INSTRUCTIONS FOR THE TASK —
Extract verbatim every line from the one containing "Give me the" to the final line of the records below, inclusive, and exclude all pictures.

##########

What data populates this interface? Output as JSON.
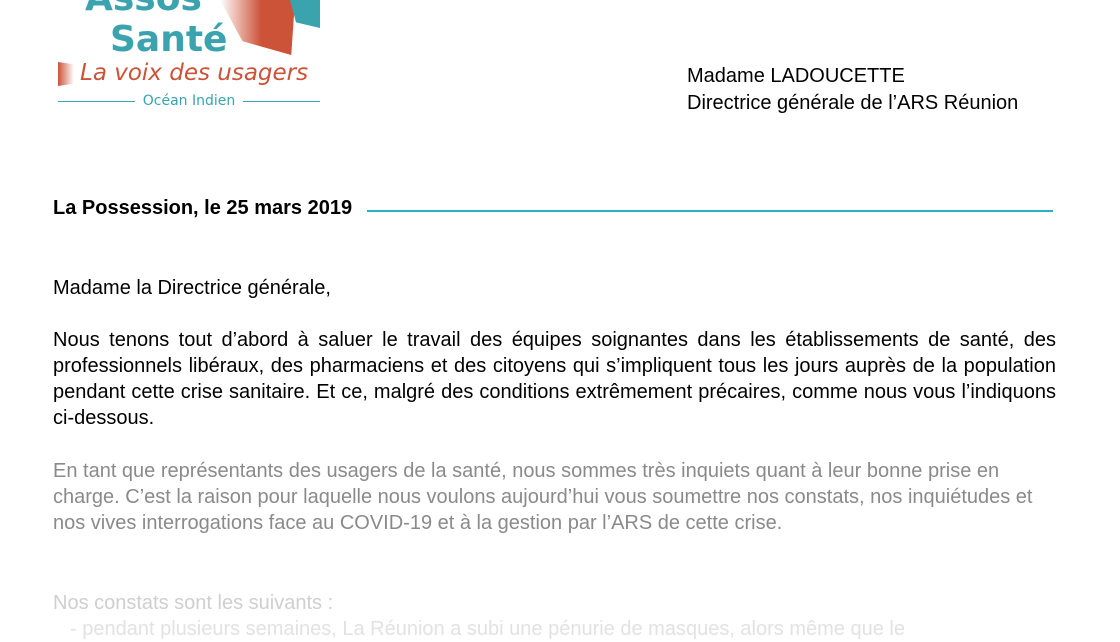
{
  "logo": {
    "title_line1": "Assos",
    "title_line2": "Santé",
    "tagline": "La voix des usagers",
    "region": "Océan Indien",
    "colors": {
      "teal": "#3aa3ad",
      "red": "#cc5238"
    }
  },
  "recipient": {
    "name": "Madame LADOUCETTE",
    "title": "Directrice générale de l’ARS Réunion"
  },
  "date_line": "La Possession, le 25 mars 2019",
  "salutation": "Madame la Directrice générale,",
  "paragraphs": [
    "Nous tenons tout d’abord à saluer le travail des équipes soignantes dans les établissements de santé, des professionnels libéraux,  des pharmaciens et des citoyens qui s’impliquent tous les jours auprès de la population pendant cette crise sanitaire. Et ce, malgré des conditions extrêmement précaires, comme nous vous l’indiquons ci-dessous.",
    "En tant que représentants des usagers de la santé, nous sommes très inquiets quant à leur bonne prise en charge. C’est la raison pour laquelle nous voulons aujourd’hui vous soumettre nos constats, nos inquiétudes et nos vives interrogations face au COVID-19 et à la gestion par l’ARS de cette crise.",
    "Nos constats sont les suivants :",
    "- pendant plusieurs semaines, La Réunion a subi une pénurie de masques, alors même que le"
  ]
}
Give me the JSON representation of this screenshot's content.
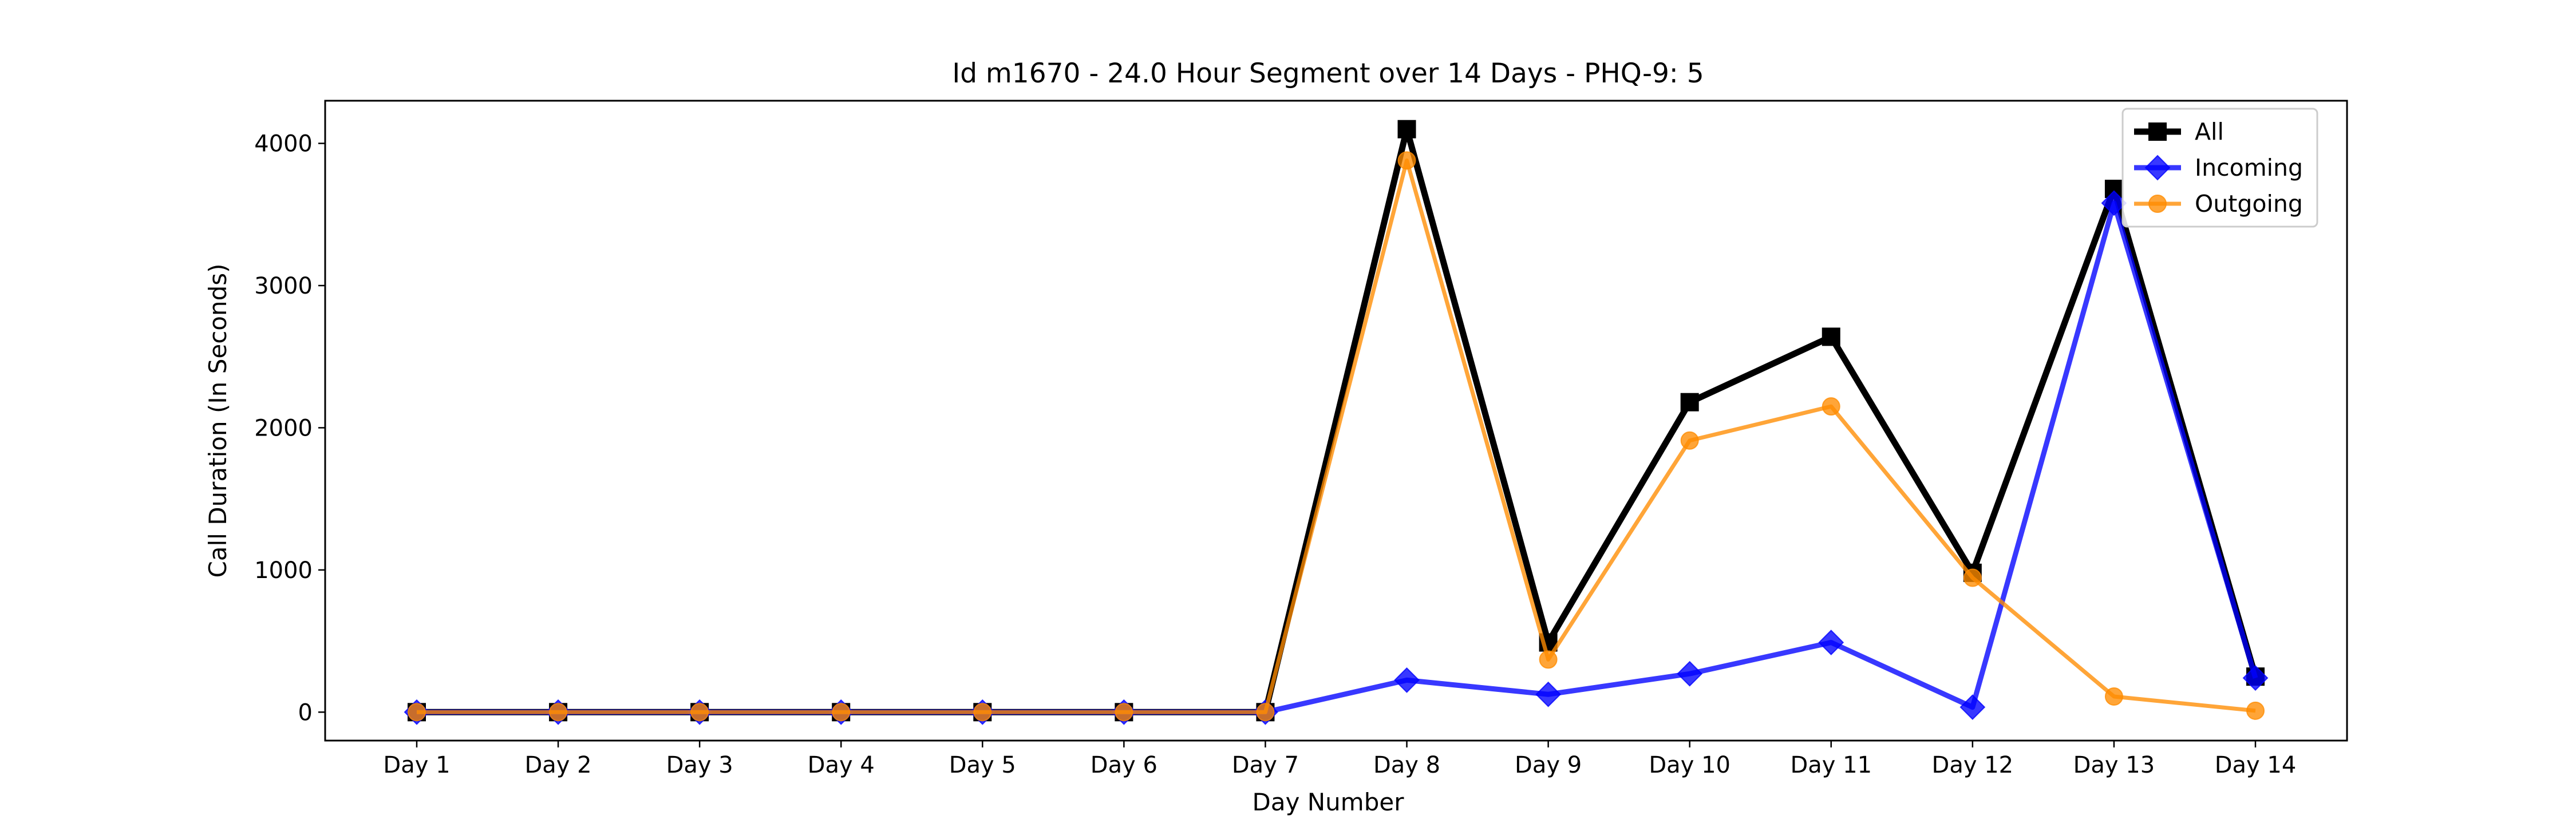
{
  "chart_data": {
    "type": "line",
    "title": "Id m1670 - 24.0 Hour Segment over 14 Days - PHQ-9: 5",
    "xlabel": "Day Number",
    "ylabel": "Call Duration (In Seconds)",
    "categories": [
      "Day 1",
      "Day 2",
      "Day 3",
      "Day 4",
      "Day 5",
      "Day 6",
      "Day 7",
      "Day 8",
      "Day 9",
      "Day 10",
      "Day 11",
      "Day 12",
      "Day 13",
      "Day 14"
    ],
    "ylim": [
      -200,
      4300
    ],
    "yticks": [
      0,
      1000,
      2000,
      3000,
      4000
    ],
    "grid": false,
    "legend_position": "top-right",
    "series": [
      {
        "name": "All",
        "color": "#000000",
        "marker": "square",
        "values": [
          0,
          0,
          0,
          0,
          0,
          0,
          0,
          4100,
          490,
          2180,
          2640,
          980,
          3680,
          250
        ]
      },
      {
        "name": "Incoming",
        "color": "#0000ff",
        "marker": "diamond",
        "values": [
          0,
          0,
          0,
          0,
          0,
          0,
          0,
          225,
          125,
          270,
          490,
          35,
          3580,
          240
        ]
      },
      {
        "name": "Outgoing",
        "color": "#ff8c00",
        "marker": "circle",
        "values": [
          0,
          0,
          0,
          0,
          0,
          0,
          0,
          3880,
          370,
          1910,
          2150,
          945,
          110,
          10
        ]
      }
    ]
  }
}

##########

OUTPUT OF THE TASK —
Give me the JSON representation of this screenshot's content.
{
  "chart_data": {
    "type": "line",
    "title": "Id m1670 - 24.0 Hour Segment over 14 Days - PHQ-9: 5",
    "xlabel": "Day Number",
    "ylabel": "Call Duration (In Seconds)",
    "categories": [
      "Day 1",
      "Day 2",
      "Day 3",
      "Day 4",
      "Day 5",
      "Day 6",
      "Day 7",
      "Day 8",
      "Day 9",
      "Day 10",
      "Day 11",
      "Day 12",
      "Day 13",
      "Day 14"
    ],
    "ylim": [
      -200,
      4300
    ],
    "yticks": [
      0,
      1000,
      2000,
      3000,
      4000
    ],
    "grid": false,
    "legend_position": "top-right",
    "series": [
      {
        "name": "All",
        "color": "#000000",
        "marker": "square",
        "values": [
          0,
          0,
          0,
          0,
          0,
          0,
          0,
          4100,
          490,
          2180,
          2640,
          980,
          3680,
          250
        ]
      },
      {
        "name": "Incoming",
        "color": "#0000ff",
        "marker": "diamond",
        "values": [
          0,
          0,
          0,
          0,
          0,
          0,
          0,
          225,
          125,
          270,
          490,
          35,
          3580,
          240
        ]
      },
      {
        "name": "Outgoing",
        "color": "#ff8c00",
        "marker": "circle",
        "values": [
          0,
          0,
          0,
          0,
          0,
          0,
          0,
          3880,
          370,
          1910,
          2150,
          945,
          110,
          10
        ]
      }
    ]
  }
}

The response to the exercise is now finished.